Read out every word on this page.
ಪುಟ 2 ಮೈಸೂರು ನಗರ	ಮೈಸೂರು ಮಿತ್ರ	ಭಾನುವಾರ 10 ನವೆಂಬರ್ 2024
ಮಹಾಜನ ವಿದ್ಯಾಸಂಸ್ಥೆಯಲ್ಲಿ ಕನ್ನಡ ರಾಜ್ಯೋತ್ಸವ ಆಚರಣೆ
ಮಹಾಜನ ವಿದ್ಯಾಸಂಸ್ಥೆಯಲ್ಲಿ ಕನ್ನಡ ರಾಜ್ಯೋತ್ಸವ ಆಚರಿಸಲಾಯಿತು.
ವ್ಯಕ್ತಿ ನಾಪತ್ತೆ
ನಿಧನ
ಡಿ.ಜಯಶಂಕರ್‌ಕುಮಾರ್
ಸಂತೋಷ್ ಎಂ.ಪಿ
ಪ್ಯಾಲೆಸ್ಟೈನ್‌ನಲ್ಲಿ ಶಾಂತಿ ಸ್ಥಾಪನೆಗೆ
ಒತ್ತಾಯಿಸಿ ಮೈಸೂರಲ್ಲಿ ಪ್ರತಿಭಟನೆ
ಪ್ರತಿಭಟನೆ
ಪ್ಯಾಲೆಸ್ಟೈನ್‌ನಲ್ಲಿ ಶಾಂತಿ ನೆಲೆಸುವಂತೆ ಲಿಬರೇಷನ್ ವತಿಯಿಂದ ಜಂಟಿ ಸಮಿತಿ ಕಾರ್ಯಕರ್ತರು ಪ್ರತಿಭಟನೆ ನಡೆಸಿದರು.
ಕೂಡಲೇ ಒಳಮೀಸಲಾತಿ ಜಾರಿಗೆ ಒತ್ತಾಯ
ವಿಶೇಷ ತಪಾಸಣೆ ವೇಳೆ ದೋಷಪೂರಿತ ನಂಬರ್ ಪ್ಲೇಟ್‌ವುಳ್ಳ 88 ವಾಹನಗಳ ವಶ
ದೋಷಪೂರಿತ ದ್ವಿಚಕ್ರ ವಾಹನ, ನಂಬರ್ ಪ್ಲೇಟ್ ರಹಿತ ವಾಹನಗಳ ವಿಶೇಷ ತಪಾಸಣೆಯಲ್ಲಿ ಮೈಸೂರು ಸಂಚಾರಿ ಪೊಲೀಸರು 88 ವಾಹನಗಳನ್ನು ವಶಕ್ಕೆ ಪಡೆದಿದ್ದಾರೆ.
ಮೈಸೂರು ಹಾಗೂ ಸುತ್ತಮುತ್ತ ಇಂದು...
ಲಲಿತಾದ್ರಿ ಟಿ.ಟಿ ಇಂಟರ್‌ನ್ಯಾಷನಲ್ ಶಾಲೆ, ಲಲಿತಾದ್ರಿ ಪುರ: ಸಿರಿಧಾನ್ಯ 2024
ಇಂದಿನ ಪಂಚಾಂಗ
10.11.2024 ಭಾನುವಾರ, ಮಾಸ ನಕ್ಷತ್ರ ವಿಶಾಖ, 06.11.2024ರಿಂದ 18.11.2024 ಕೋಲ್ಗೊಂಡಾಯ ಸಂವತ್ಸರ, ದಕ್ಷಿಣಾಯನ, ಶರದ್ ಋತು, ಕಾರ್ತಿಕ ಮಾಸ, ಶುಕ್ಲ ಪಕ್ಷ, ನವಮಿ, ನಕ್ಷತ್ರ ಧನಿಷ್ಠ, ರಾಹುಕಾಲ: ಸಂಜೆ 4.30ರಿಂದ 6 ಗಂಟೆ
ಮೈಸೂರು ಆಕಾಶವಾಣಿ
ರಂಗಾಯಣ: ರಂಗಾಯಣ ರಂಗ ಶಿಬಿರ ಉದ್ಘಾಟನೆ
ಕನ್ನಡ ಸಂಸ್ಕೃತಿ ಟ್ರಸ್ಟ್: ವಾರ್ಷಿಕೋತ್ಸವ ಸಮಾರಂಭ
━━━━━━
● **What is required**
Look through the entries above and list every line containing "ಹನಗಳ".

● **Solution to this problem**
ವಿಶೇಷ ತಪಾಸಣೆ ವೇಳೆ ದೋಷಪೂರಿತ ನಂಬರ್ ಪ್ಲೇಟ್‌ವುಳ್ಳ 88 ವಾಹನಗಳ ವಶ
ದೋಷಪೂರಿತ ದ್ವಿಚಕ್ರ ವಾಹನ, ನಂಬರ್ ಪ್ಲೇಟ್ ರಹಿತ ವಾಹನಗಳ ವಿಶೇಷ ತಪಾಸಣೆಯಲ್ಲಿ ಮೈಸೂರು ಸಂಚಾರಿ ಪೊಲೀಸರು 88 ವಾಹನಗಳನ್ನು ವಶಕ್ಕೆ ಪಡೆದಿದ್ದಾರೆ.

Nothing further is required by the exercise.